Excerpt from a dataset
===============

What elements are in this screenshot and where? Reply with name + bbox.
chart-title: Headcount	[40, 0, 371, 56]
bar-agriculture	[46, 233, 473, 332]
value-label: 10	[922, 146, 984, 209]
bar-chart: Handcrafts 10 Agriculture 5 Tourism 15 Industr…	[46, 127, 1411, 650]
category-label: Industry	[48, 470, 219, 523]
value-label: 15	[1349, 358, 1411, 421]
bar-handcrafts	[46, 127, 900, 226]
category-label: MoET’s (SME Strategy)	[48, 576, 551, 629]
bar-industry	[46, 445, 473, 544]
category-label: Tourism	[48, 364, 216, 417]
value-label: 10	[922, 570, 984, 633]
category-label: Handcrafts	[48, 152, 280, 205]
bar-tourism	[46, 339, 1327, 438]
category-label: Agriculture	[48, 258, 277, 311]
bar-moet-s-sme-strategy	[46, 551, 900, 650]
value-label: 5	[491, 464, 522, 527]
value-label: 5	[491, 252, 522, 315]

===============

▶ What needs to be done:
Output the lines of the records above, copied without any change.

▶ Full response:
What elements are in this screenshot and where? Reply with name + bbox.
chart-title: Headcount	[40, 0, 371, 56]
bar-agriculture	[46, 233, 473, 332]
value-label: 10	[922, 146, 984, 209]
bar-chart: Handcrafts 10 Agriculture 5 Tourism 15 Industr…	[46, 127, 1411, 650]
category-label: Industry	[48, 470, 219, 523]
value-label: 15	[1349, 358, 1411, 421]
bar-handcrafts	[46, 127, 900, 226]
category-label: MoET’s (SME Strategy)	[48, 576, 551, 629]
bar-industry	[46, 445, 473, 544]
category-label: Tourism	[48, 364, 216, 417]
value-label: 10	[922, 570, 984, 633]
category-label: Handcrafts	[48, 152, 280, 205]
bar-tourism	[46, 339, 1327, 438]
category-label: Agriculture	[48, 258, 277, 311]
bar-moet-s-sme-strategy	[46, 551, 900, 650]
value-label: 5	[491, 464, 522, 527]
value-label: 5	[491, 252, 522, 315]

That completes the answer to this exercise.